Exercise requirements: Report, as a bare number, how many lines contain the string "Growth".

Extracts from a graphics dataset
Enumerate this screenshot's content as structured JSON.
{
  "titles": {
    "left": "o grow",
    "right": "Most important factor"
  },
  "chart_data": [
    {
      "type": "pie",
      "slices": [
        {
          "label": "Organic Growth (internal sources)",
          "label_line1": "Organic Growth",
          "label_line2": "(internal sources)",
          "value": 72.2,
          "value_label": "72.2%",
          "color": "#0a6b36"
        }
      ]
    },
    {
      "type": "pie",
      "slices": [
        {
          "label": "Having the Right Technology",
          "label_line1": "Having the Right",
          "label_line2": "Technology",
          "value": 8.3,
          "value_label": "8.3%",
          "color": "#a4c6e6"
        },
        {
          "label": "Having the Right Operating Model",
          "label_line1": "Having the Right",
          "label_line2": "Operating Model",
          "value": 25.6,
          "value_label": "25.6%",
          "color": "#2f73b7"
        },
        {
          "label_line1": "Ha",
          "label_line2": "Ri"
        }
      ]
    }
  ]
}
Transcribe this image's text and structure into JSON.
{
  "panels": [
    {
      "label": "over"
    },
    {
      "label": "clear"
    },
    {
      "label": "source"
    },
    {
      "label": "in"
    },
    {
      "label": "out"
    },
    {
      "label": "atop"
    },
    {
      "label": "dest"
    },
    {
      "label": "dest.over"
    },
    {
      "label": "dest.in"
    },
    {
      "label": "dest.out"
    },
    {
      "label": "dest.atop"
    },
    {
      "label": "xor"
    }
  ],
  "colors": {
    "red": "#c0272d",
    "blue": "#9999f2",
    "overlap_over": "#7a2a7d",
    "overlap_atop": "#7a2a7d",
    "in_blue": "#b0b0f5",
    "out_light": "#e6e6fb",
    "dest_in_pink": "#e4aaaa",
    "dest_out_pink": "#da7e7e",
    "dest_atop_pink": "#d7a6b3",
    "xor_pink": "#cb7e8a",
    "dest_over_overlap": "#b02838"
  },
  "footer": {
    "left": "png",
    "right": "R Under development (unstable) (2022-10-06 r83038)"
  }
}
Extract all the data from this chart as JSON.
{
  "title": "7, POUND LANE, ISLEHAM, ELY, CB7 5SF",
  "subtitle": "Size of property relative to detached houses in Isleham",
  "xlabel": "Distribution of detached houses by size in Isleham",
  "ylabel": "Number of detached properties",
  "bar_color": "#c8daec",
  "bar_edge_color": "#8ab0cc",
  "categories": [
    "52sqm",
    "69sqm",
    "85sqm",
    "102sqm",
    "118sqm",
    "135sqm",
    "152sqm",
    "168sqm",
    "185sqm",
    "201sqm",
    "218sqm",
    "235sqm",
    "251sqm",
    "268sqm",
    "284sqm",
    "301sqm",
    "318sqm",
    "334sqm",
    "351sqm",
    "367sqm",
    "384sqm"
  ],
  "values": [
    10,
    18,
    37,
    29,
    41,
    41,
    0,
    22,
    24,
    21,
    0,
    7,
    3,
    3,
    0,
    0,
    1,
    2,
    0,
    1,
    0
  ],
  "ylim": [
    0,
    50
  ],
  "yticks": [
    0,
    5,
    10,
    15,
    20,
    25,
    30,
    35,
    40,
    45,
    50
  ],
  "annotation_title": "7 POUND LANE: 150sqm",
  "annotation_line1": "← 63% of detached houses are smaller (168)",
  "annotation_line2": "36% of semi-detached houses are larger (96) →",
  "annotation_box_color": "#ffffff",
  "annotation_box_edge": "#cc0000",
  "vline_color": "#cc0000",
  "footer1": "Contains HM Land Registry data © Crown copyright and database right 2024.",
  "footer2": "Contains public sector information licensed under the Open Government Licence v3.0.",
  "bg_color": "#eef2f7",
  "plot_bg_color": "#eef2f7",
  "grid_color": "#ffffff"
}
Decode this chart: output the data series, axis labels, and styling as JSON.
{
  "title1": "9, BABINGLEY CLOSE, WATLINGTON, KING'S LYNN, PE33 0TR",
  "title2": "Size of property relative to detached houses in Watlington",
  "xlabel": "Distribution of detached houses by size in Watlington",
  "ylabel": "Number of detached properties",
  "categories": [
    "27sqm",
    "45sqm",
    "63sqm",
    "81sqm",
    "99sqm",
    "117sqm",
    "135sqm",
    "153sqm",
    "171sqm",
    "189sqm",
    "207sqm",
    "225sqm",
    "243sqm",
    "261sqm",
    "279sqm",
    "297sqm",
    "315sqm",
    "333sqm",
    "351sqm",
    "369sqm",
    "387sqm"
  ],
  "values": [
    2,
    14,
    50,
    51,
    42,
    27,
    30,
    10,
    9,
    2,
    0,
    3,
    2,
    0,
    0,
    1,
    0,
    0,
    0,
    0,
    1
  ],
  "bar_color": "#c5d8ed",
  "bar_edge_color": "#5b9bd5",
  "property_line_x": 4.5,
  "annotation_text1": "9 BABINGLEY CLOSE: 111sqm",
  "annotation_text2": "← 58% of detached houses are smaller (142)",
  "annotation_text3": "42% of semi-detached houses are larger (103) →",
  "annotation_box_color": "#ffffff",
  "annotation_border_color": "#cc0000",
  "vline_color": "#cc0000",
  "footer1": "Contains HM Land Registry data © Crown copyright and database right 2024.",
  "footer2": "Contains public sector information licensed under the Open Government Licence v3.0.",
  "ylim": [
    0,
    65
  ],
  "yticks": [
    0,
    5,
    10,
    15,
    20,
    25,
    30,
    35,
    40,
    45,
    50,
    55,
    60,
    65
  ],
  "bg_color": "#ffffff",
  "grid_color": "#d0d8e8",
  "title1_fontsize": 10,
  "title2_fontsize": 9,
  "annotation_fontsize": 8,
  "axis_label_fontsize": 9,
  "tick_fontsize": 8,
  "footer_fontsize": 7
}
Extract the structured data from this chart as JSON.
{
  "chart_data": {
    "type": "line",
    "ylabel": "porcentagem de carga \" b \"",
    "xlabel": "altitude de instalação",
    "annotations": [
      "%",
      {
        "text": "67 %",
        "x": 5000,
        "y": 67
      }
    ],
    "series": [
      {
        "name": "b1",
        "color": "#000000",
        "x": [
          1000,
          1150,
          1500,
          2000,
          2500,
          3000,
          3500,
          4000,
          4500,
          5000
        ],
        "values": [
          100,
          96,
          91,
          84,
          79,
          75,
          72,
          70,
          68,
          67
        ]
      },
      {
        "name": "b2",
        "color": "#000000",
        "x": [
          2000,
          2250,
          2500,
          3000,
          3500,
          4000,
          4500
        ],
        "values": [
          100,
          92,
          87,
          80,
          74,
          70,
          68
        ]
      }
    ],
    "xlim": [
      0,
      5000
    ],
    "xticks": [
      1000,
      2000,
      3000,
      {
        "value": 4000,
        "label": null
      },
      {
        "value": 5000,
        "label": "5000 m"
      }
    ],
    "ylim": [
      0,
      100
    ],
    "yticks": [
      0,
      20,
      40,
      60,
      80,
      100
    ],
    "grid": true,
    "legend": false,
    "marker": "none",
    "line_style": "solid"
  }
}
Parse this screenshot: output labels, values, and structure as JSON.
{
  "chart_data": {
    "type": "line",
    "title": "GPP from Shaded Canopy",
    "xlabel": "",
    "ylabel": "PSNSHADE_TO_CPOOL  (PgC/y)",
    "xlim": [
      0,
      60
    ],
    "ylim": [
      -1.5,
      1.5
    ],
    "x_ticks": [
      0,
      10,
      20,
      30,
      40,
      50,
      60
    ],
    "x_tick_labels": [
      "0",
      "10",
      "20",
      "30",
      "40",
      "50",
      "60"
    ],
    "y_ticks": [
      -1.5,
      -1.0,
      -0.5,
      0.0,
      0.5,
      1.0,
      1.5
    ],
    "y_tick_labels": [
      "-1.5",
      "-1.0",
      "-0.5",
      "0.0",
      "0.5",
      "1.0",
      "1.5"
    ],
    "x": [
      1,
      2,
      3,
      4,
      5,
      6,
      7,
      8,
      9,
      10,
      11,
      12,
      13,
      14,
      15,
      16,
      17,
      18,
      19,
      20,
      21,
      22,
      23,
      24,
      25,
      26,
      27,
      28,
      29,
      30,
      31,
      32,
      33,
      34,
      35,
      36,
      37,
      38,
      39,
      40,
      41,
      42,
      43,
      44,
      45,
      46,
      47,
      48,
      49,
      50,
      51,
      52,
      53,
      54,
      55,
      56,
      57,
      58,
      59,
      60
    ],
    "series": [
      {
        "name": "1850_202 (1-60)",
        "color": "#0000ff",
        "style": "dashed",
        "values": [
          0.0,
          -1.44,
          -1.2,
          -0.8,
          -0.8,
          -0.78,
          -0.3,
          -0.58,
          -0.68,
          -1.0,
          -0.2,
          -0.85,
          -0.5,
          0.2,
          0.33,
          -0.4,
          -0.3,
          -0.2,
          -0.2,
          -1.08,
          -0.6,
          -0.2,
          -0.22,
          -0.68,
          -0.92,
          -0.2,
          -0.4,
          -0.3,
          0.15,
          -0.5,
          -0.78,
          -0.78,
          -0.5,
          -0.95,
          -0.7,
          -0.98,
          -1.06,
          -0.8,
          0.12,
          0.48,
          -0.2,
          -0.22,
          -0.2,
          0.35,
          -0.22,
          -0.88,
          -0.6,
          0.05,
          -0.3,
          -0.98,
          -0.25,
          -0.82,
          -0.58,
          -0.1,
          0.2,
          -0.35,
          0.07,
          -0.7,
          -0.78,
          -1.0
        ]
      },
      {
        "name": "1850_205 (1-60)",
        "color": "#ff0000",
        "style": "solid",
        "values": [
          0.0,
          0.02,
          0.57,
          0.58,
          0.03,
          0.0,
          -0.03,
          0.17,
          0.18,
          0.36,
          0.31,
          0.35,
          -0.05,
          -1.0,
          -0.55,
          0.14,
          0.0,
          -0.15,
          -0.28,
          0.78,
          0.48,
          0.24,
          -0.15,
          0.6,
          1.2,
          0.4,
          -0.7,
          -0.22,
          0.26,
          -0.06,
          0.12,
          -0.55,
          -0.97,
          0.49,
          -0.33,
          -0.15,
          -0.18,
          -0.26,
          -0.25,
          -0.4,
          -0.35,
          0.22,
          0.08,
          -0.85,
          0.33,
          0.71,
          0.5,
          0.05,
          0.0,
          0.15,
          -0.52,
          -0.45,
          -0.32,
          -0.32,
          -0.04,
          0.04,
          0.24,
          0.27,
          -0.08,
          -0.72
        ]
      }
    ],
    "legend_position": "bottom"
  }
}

Response to the exercise: 2